You could make a map like that one of two ways.

 

The hard way was the one Nintendo went with for many of its pixel-perfect maps in early issues of Nintendo Power, where the console was hooked up to a frame capture device that sent graphical information to a computer programmed to take a new screenshot every time the scene shifted a certain number of pixels in a given direction. Then it was the artist's job to stitch those images together in Photoshop or another editing program. This often resulted in player and enemy sprites being visible and 'lines' where the stitch work wasn't 100% accurate (look at the maps for, say, Double Dragon in the very first issue of Nintendo Power, or the maps for Goonies II in Nintendo Fun Club and you'll see this used). Unofficial strategy guides had to rely on this method for their pixel-perfect maps, because they weren't working with the developers. The only alternative was to have someone hand-draw the maps, which was cheaper but far less useful and informative. :)

 

The easier way was for companies who had access to the level data on the development computers to supply the image information to the magazine or guide maker, who could then put it together and lay it out in whatever way they needed. From what I understand, some companies were more friendly about handing this information out to publications than others. :)

 

*huggles*
Areala

Do you happen to know any additional information about the frame capture devices? They sound like a really interesting piece of hardware!

Items:

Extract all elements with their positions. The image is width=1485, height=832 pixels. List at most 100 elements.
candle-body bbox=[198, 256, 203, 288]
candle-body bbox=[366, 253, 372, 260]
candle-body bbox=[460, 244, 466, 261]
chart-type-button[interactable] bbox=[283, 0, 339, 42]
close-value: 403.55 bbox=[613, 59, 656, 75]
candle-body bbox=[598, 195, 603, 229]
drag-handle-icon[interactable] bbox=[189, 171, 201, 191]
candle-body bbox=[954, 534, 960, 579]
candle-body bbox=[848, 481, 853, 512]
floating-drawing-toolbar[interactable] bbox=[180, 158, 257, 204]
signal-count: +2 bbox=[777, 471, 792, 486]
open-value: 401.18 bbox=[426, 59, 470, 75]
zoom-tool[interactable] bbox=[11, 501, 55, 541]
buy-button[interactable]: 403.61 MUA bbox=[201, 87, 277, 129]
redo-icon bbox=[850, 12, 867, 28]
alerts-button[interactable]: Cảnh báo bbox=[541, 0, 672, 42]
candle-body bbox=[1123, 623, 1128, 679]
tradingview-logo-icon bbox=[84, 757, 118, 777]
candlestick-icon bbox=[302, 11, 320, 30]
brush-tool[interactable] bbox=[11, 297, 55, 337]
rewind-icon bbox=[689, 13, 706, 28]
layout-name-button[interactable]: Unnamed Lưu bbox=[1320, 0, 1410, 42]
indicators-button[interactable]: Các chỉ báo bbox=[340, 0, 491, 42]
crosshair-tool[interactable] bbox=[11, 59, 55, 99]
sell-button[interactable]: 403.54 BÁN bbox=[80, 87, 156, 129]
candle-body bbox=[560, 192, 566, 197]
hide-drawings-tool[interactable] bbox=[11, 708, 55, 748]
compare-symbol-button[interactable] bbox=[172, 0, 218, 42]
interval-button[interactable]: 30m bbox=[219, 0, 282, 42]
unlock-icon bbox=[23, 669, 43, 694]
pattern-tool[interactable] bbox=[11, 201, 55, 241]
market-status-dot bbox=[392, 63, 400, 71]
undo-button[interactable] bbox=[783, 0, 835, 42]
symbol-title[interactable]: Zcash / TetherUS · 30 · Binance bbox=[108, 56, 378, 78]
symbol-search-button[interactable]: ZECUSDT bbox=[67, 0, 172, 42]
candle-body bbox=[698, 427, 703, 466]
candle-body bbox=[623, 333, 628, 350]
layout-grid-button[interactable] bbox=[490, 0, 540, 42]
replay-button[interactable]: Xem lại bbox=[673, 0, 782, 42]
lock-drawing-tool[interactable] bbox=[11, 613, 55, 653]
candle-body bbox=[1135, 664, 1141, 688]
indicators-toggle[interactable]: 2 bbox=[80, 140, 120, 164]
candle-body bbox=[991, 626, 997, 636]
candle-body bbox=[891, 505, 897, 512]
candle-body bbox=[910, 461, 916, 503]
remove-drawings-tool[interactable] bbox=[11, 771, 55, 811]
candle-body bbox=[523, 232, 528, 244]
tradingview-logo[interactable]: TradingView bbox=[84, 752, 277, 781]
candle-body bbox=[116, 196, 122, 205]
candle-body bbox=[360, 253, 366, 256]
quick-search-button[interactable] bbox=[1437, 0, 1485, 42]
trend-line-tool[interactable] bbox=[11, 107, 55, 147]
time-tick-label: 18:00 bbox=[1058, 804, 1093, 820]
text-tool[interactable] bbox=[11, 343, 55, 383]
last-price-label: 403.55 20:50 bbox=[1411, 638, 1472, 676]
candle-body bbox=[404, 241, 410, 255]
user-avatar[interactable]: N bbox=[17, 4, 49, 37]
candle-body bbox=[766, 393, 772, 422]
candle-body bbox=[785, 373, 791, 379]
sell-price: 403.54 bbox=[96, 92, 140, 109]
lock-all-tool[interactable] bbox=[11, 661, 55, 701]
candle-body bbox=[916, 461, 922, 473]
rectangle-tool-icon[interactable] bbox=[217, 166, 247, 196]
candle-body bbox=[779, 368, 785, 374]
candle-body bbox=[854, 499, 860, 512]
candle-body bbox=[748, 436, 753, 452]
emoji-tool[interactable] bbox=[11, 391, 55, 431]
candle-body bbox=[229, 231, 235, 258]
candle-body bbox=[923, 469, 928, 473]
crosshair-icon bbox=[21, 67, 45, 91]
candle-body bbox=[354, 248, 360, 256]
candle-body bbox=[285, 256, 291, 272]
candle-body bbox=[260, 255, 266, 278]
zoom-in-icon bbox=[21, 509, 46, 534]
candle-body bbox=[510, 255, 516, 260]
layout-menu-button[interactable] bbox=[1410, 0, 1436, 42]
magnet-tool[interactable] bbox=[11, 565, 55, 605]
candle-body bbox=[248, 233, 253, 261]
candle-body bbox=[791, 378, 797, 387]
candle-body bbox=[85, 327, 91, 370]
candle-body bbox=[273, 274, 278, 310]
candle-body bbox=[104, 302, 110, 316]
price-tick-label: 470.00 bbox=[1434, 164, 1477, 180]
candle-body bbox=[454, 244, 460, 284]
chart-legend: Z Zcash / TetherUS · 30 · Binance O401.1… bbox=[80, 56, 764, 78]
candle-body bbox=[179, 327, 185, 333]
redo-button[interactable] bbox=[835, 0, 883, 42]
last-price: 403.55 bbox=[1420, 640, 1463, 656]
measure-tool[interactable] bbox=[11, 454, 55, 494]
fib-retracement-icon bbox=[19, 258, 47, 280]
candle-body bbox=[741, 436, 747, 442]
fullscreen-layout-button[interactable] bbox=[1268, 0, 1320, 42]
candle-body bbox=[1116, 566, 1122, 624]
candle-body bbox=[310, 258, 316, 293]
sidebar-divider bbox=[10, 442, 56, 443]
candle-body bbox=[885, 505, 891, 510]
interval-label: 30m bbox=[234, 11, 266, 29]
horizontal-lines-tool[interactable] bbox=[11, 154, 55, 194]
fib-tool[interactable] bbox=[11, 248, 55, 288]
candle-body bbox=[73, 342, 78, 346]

---

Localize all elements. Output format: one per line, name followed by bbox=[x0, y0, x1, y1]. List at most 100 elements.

Parts of the exercise:
(1) Does the map-making post agree with each statement below? For (a), (b), and (c), answer yes or no and quote the words from the post that decide it.
(a) Unofficial strategy guides relied on the frame capture method for their pixel-perfect maps.
(b) Hand-drawn maps cost more than maps made with the frame capture method.
(c) Stitched-together maps never showed player or enemy sprites.
(2) Duplicate the part of the map-making post starting with "The easier way" and going on through "piece of hardware!".
(3) In the map-making post, what was the computer connected to the frame capture device programmed to do?
The material was drawn from a different source than the map-making post.

Answers in order:
(1)
(a) Yes: "Unofficial strategy guides had to rely on this method for their pixel-perfect maps, because they weren't working with the developers."
(b) No: "The only alternative was to have someone hand-draw the maps, which was cheaper but far less useful and informative."
(c) No: "This often resulted in player and enemy sprites being visible"

(2)
The easier way was for companies who had access to the level data on the development computers to supply the image information to the magazine or guide maker, who could then put it together and lay it out in whatever way they needed. From what I understand, some companies were more friendly about handing this information out to publications than others. :)

 

*huggles*
Areala

Do you happen to know any additional information about the frame capture devices? They sound like a really interesting piece of hardware!

(3) It took a new screenshot every time the scene shifted a certain number of pixels in a given direction.